> [Exercise]:
Establish how many lines in the material include the string "JSON" and report it as a lone number.

> [Data records]:
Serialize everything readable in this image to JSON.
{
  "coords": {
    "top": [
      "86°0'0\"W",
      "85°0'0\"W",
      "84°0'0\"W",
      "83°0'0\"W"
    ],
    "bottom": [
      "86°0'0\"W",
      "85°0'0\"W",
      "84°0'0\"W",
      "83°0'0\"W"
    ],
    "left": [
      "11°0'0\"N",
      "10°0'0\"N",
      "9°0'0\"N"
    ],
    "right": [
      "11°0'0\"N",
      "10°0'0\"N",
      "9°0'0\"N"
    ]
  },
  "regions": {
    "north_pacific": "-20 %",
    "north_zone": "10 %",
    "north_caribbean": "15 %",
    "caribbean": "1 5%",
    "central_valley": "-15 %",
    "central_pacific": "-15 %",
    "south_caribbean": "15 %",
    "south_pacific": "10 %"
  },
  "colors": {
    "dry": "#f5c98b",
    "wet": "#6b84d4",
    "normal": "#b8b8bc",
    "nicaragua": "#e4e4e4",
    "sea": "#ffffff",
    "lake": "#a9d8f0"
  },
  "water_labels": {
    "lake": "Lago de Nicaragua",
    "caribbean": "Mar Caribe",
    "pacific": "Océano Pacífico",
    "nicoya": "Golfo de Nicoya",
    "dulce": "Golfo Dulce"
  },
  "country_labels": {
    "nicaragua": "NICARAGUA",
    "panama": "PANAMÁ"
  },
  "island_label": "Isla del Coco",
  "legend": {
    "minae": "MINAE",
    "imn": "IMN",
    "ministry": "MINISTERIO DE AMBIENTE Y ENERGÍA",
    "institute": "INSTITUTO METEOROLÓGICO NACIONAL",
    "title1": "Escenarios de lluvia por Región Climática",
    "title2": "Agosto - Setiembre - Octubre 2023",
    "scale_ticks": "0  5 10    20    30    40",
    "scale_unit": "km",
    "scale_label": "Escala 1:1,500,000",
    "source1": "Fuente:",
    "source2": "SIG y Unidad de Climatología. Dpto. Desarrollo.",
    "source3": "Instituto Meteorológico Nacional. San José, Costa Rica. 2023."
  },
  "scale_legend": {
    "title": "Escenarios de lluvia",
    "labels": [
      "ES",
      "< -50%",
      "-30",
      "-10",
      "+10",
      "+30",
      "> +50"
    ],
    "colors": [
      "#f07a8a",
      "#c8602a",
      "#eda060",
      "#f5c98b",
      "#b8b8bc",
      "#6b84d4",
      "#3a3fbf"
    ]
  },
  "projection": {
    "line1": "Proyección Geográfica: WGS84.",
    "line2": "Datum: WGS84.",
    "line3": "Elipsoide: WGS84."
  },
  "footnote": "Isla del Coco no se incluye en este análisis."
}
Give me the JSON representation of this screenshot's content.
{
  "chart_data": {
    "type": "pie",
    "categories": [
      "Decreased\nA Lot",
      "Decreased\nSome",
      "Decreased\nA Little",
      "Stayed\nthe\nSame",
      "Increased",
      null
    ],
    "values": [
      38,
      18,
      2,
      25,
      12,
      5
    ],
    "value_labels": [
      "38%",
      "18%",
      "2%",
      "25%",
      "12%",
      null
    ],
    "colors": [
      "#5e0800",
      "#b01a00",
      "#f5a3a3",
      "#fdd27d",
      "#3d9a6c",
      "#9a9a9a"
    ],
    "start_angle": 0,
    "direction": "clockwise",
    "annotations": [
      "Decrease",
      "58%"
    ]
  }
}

---

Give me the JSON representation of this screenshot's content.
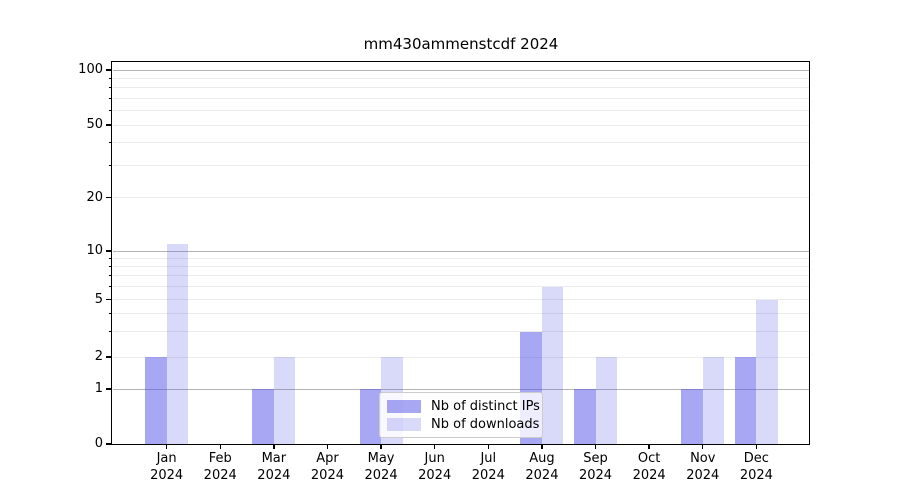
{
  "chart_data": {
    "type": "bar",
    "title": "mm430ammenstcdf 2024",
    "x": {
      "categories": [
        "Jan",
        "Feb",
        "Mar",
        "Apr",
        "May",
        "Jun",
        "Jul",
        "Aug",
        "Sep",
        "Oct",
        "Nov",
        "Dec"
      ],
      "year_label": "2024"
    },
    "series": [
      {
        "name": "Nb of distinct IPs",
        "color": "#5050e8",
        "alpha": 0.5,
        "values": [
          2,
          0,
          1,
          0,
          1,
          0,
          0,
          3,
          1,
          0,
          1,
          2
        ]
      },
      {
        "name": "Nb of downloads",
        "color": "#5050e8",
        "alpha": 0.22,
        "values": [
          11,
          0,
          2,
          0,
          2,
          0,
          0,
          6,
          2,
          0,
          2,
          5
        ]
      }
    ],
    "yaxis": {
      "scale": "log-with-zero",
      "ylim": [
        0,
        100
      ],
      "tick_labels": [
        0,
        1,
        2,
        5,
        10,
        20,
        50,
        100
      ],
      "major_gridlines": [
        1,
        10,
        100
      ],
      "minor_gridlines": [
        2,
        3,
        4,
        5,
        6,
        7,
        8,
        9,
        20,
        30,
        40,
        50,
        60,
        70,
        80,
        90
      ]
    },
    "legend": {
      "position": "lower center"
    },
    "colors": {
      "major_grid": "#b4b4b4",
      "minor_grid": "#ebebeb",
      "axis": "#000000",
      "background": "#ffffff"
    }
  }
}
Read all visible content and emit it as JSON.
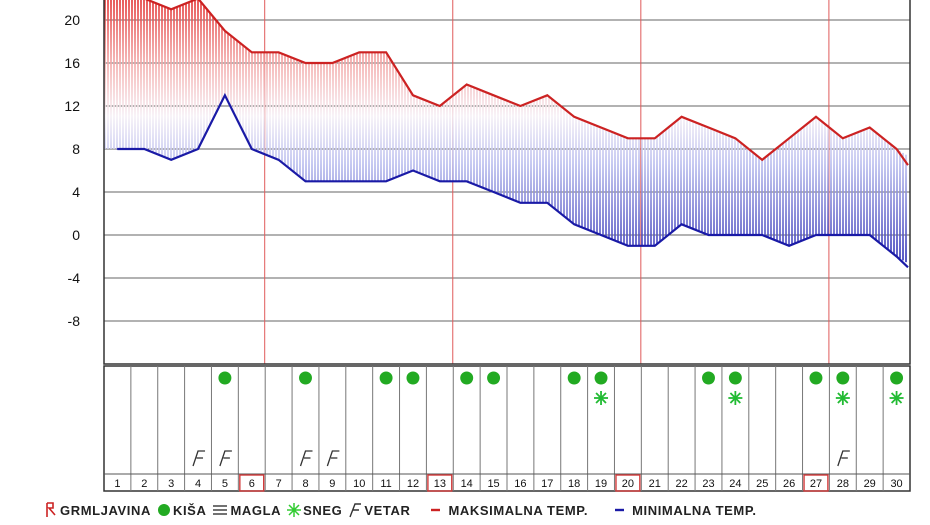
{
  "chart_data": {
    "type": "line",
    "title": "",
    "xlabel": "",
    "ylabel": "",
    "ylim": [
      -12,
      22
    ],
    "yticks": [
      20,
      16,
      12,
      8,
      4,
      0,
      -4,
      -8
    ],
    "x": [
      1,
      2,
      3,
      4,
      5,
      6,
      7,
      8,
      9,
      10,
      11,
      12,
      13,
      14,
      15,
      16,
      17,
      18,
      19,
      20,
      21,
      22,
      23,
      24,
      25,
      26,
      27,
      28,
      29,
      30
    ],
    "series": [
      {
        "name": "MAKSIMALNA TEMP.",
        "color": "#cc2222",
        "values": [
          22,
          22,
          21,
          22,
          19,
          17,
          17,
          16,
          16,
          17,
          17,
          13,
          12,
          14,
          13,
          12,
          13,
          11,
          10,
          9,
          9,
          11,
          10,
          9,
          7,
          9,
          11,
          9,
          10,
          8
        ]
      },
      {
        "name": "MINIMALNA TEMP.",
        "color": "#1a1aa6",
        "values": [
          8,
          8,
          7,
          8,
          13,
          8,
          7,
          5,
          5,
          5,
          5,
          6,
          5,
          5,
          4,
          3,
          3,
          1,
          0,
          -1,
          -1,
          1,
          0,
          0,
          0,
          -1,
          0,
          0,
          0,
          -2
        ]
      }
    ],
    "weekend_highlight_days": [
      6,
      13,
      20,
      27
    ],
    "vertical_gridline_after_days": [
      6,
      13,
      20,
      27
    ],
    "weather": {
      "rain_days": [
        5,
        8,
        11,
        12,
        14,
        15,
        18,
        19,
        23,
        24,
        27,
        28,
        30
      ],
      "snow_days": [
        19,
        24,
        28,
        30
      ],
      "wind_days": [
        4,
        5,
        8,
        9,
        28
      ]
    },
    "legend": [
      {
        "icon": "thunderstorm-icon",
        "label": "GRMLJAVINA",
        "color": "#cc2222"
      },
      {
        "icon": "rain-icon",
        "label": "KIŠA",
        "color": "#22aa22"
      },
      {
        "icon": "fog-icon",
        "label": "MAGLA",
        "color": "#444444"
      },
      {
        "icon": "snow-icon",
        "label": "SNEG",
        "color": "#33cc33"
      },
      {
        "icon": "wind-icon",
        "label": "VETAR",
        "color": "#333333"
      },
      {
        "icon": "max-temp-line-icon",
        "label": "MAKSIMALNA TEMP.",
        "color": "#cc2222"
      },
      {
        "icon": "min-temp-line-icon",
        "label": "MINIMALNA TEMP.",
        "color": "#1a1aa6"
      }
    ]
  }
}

> [Answer for this exercise]:
4